- **Challenge**: Transcribe word for word the passage of the essay on Eisenhower and Stephen Ambrose that opens with the words containing "The story’s main" and closes with "his military biography.".

Eisenhower and My Father, Stephen AmbroseHistorians/History
The recent accusation that the late historian Dr. Stephen E. Ambrose, the author of numerous national bestselling books, was guilty of “fabricating” a relationship with former President Eisenhower has left readers to ponder its meaning. An examination of the evidence reveals a few mistakes which, while regrettable, hardly outweigh a towering legacy: through decades of scholarship, Ambrose pioneered the evaluation of Dwight D. Eisenhower’s career as a general and as a president.
In early 1964, at the start of his career Steve Ambrose (my father), accepted a prestigious appointment as a professor of history at Johns Hopkins University and as the Associate Editor of the Eisenhower Papers. The latter job involved combing through thousands of documents encompassing Eisenhower’s distinguished career to create a multi-volume reference work for use by scholars. At the end of 1964 Ambrose had a meeting with Eisenhower.
Thirty years later, my father often said that the meeting had come about because Eisenhower had read one of his books, about a Civil War general named Henry Halleck, and had thought so highly of it that he had called the young historian to determine his interest in writing a history of his service as the supreme commander of Allied forces in Europe during World War II. The story contained an unfortunate exaggeration, since it is clear that Ambrose initiated the idea of writing the book in a letter to the president.
The story’s main point, however, is true. Before their first meeting on December 14, 1964, Eisenhower replied on October 19 to the young historian’s letter. The president liked Ambrose’s approach because “From the nature of your suggestion I recognize that your interest is only in the truth. This, together with the confidence I have derived from your work by reading your two books—especially the one on Halleck—give the reasons why I should be ready to help out so far as I can.” In short, the president had taken the measure of Stephen Ambrose and had decided to trust him to write his military biography.

- **Source data**:
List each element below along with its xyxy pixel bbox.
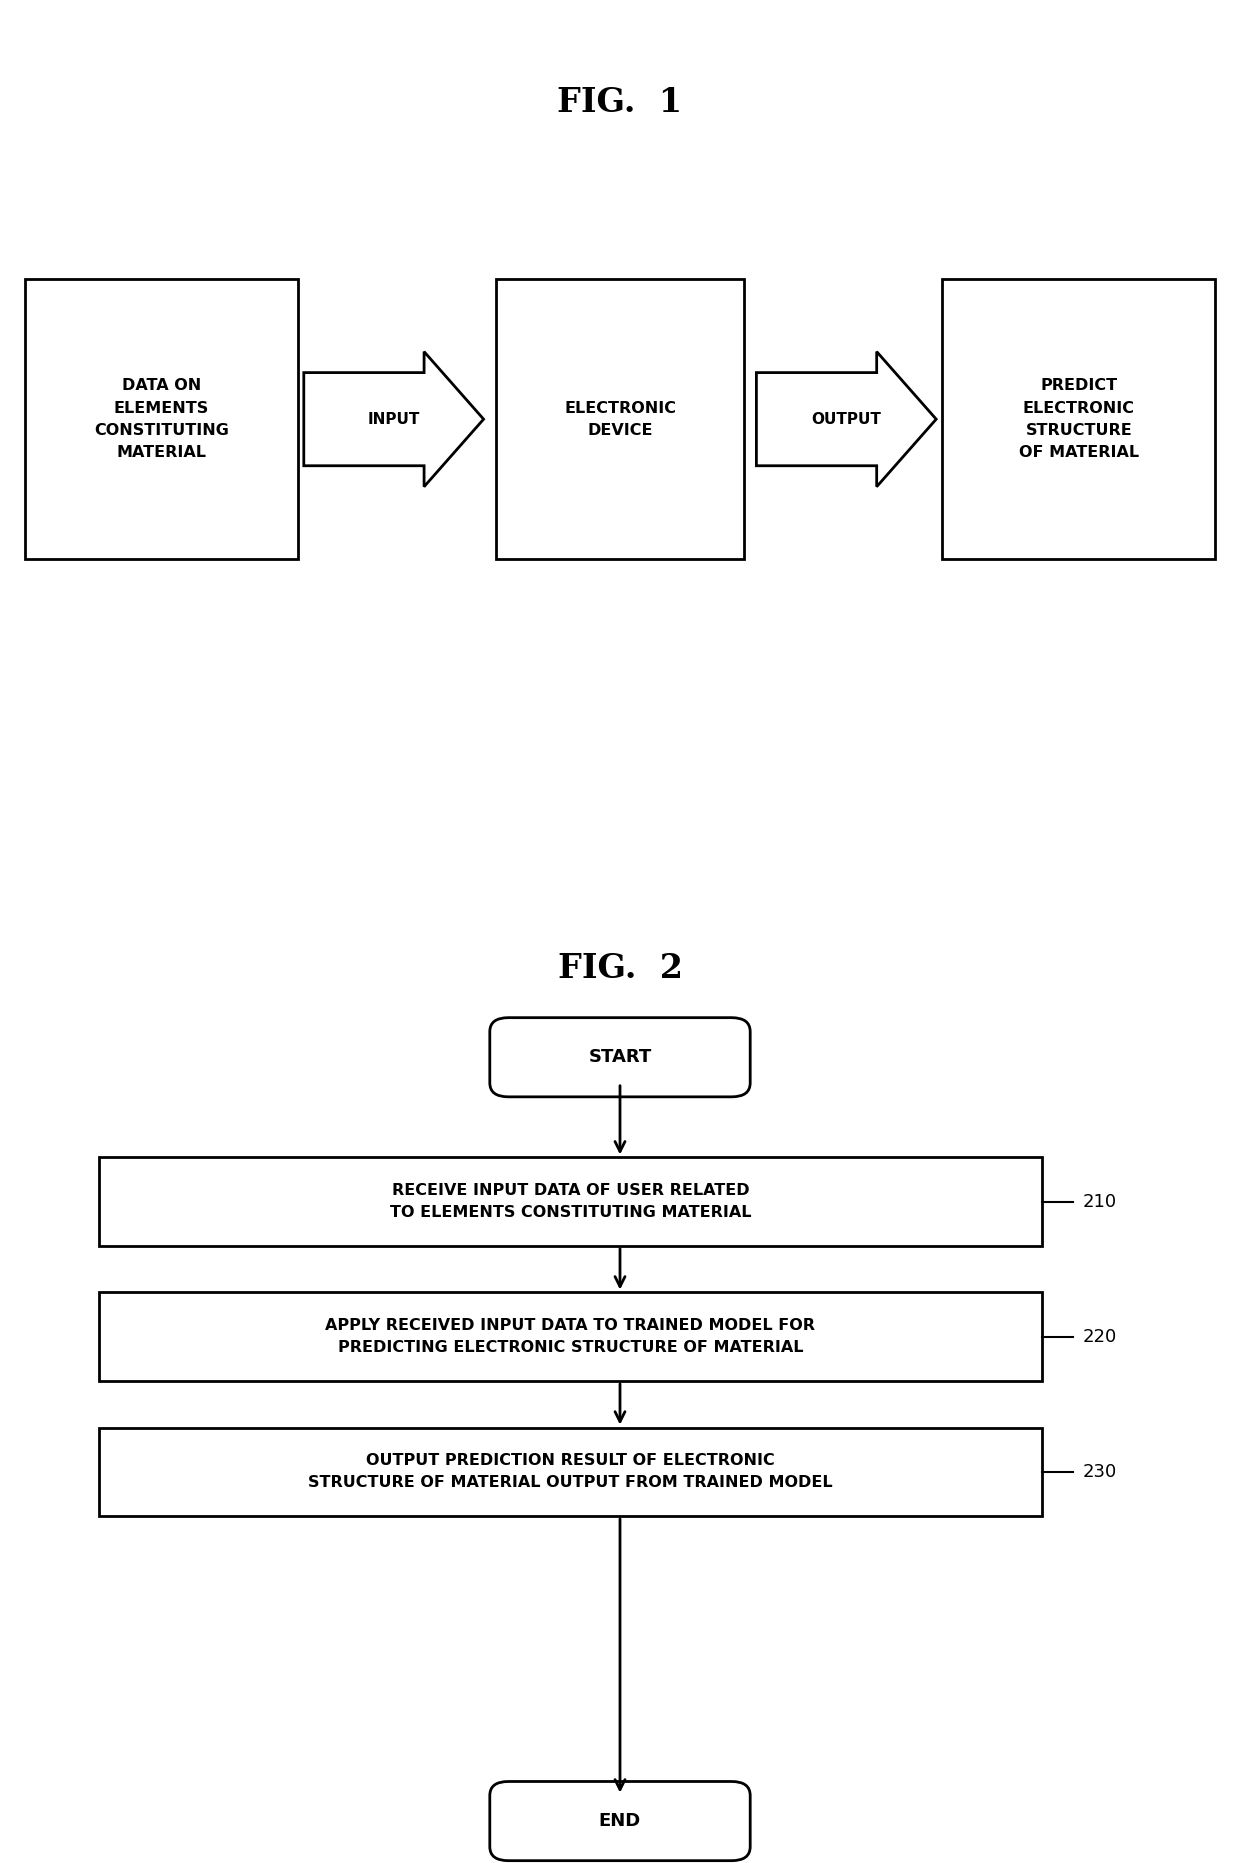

- **Task result**:
The story’s main point, however, is true. Before their first meeting on December 14, 1964, Eisenhower replied on October 19 to the young historian’s letter. The president liked Ambrose’s approach because “From the nature of your suggestion I recognize that your interest is only in the truth. This, together with the confidence I have derived from your work by reading your two books—especially the one on Halleck—give the reasons why I should be ready to help out so far as I can.” In short, the president had taken the measure of Stephen Ambrose and had decided to trust him to write his military biography.